──────── PROVIDED RECORDS ────────
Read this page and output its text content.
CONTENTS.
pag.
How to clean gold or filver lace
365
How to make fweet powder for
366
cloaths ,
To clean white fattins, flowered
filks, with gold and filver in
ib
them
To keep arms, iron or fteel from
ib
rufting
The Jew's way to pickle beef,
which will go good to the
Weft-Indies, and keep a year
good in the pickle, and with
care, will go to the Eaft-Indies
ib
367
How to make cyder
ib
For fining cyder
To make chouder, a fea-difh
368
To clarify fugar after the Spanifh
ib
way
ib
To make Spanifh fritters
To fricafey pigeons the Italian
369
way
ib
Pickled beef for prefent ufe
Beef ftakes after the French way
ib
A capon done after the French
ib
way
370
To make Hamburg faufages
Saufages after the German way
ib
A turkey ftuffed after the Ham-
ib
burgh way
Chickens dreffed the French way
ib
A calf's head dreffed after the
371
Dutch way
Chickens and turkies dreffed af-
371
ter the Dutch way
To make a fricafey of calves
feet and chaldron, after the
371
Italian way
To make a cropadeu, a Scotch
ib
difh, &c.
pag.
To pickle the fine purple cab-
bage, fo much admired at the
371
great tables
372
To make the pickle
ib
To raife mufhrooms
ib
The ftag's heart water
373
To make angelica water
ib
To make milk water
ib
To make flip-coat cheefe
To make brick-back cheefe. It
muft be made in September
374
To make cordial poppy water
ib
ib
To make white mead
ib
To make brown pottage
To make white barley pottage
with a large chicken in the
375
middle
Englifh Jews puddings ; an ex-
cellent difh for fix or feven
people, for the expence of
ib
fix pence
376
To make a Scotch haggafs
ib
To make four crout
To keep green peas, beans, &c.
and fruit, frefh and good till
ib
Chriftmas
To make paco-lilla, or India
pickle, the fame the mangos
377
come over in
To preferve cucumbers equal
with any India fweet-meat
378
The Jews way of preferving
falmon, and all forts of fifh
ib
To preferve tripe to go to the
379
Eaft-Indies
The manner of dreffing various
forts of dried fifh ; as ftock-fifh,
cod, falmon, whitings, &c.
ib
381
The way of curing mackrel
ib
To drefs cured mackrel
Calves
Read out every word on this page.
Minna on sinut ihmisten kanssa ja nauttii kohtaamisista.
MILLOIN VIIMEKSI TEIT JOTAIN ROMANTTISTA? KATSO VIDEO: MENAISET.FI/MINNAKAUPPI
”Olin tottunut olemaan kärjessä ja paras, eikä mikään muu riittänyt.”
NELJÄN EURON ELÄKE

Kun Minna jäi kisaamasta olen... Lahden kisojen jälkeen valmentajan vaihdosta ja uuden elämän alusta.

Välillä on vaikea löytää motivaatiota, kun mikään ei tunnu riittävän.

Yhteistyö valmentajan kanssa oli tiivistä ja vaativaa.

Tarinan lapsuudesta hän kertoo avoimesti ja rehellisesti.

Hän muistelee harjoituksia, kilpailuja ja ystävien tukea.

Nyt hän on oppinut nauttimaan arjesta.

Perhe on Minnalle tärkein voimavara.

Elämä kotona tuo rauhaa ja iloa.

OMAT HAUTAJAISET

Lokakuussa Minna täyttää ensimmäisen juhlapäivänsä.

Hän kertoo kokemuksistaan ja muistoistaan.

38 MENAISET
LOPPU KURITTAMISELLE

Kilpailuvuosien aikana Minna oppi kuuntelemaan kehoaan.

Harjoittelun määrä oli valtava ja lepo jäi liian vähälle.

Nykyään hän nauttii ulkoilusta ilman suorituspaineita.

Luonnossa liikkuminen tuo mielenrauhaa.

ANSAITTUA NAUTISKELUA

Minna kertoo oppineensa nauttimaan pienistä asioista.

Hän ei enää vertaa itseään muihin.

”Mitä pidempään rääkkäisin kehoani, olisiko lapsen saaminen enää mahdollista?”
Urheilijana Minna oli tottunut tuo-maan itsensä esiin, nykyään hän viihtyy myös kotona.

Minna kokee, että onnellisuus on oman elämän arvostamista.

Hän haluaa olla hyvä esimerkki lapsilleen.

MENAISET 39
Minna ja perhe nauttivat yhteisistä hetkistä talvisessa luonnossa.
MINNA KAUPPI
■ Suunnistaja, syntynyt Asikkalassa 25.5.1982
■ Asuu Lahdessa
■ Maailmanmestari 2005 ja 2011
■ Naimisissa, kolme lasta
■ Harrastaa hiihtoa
────────
REQUIRED TASK:
Restate each of the entries above verbatim.

WRITTEN REPLY:
Read this page and output its text content.
CONTENTS.
pag.
How to clean gold or filver lace
365
How to make fweet powder for
366
cloaths ,
To clean white fattins, flowered
filks, with gold and filver in
ib
them
To keep arms, iron or fteel from
ib
rufting
The Jew's way to pickle beef,
which will go good to the
Weft-Indies, and keep a year
good in the pickle, and with
care, will go to the Eaft-Indies
ib
367
How to make cyder
ib
For fining cyder
To make chouder, a fea-difh
368
To clarify fugar after the Spanifh
ib
way
ib
To make Spanifh fritters
To fricafey pigeons the Italian
369
way
ib
Pickled beef for prefent ufe
Beef ftakes after the French way
ib
A capon done after the French
ib
way
370
To make Hamburg faufages
Saufages after the German way
ib
A turkey ftuffed after the Ham-
ib
burgh way
Chickens dreffed the French way
ib
A calf's head dreffed after the
371
Dutch way
Chickens and turkies dreffed af-
371
ter the Dutch way
To make a fricafey of calves
feet and chaldron, after the
371
Italian way
To make a cropadeu, a Scotch
ib
difh, &c.
pag.
To pickle the fine purple cab-
bage, fo much admired at the
371
great tables
372
To make the pickle
ib
To raife mufhrooms
ib
The ftag's heart water
373
To make angelica water
ib
To make milk water
ib
To make flip-coat cheefe
To make brick-back cheefe. It
muft be made in September
374
To make cordial poppy water
ib
ib
To make white mead
ib
To make brown pottage
To make white barley pottage
with a large chicken in the
375
middle
Englifh Jews puddings ; an ex-
cellent difh for fix or feven
people, for the expence of
ib
fix pence
376
To make a Scotch haggafs
ib
To make four crout
To keep green peas, beans, &c.
and fruit, frefh and good till
ib
Chriftmas
To make paco-lilla, or India
pickle, the fame the mangos
377
come over in
To preferve cucumbers equal
with any India fweet-meat
378
The Jews way of preferving
falmon, and all forts of fifh
ib
To preferve tripe to go to the
379
Eaft-Indies
The manner of dreffing various
forts of dried fifh ; as ftock-fifh,
cod, falmon, whitings, &c.
ib
381
The way of curing mackrel
ib
To drefs cured mackrel
Calves
Read out every word on this page.
Minna on sinut ihmisten kanssa ja nauttii kohtaamisista.
MILLOIN VIIMEKSI TEIT JOTAIN ROMANTTISTA? KATSO VIDEO: MENAISET.FI/MINNAKAUPPI
”Olin tottunut olemaan kärjessä ja paras, eikä mikään muu riittänyt.”
NELJÄN EURON ELÄKE

Kun Minna jäi kisaamasta olen... Lahden kisojen jälkeen valmentajan vaihdosta ja uuden elämän alusta.

Välillä on vaikea löytää motivaatiota, kun mikään ei tunnu riittävän.

Yhteistyö valmentajan kanssa oli tiivistä ja vaativaa.

Tarinan lapsuudesta hän kertoo avoimesti ja rehellisesti.

Hän muistelee harjoituksia, kilpailuja ja ystävien tukea.

Nyt hän on oppinut nauttimaan arjesta.

Perhe on Minnalle tärkein voimavara.

Elämä kotona tuo rauhaa ja iloa.

OMAT HAUTAJAISET

Lokakuussa Minna täyttää ensimmäisen juhlapäivänsä.

Hän kertoo kokemuksistaan ja muistoistaan.

38 MENAISET
LOPPU KURITTAMISELLE

Kilpailuvuosien aikana Minna oppi kuuntelemaan kehoaan.

Harjoittelun määrä oli valtava ja lepo jäi liian vähälle.

Nykyään hän nauttii ulkoilusta ilman suorituspaineita.

Luonnossa liikkuminen tuo mielenrauhaa.

ANSAITTUA NAUTISKELUA

Minna kertoo oppineensa nauttimaan pienistä asioista.

Hän ei enää vertaa itseään muihin.

”Mitä pidempään rääkkäisin kehoani, olisiko lapsen saaminen enää mahdollista?”
Urheilijana Minna oli tottunut tuo-maan itsensä esiin, nykyään hän viihtyy myös kotona.

Minna kokee, että onnellisuus on oman elämän arvostamista.

Hän haluaa olla hyvä esimerkki lapsilleen.

MENAISET 39
Minna ja perhe nauttivat yhteisistä hetkistä talvisessa luonnossa.
MINNA KAUPPI
■ Suunnistaja, syntynyt Asikkalassa 25.5.1982
■ Asuu Lahdessa
■ Maailmanmestari 2005 ja 2011
■ Naimisissa, kolme lasta
■ Harrastaa hiihtoa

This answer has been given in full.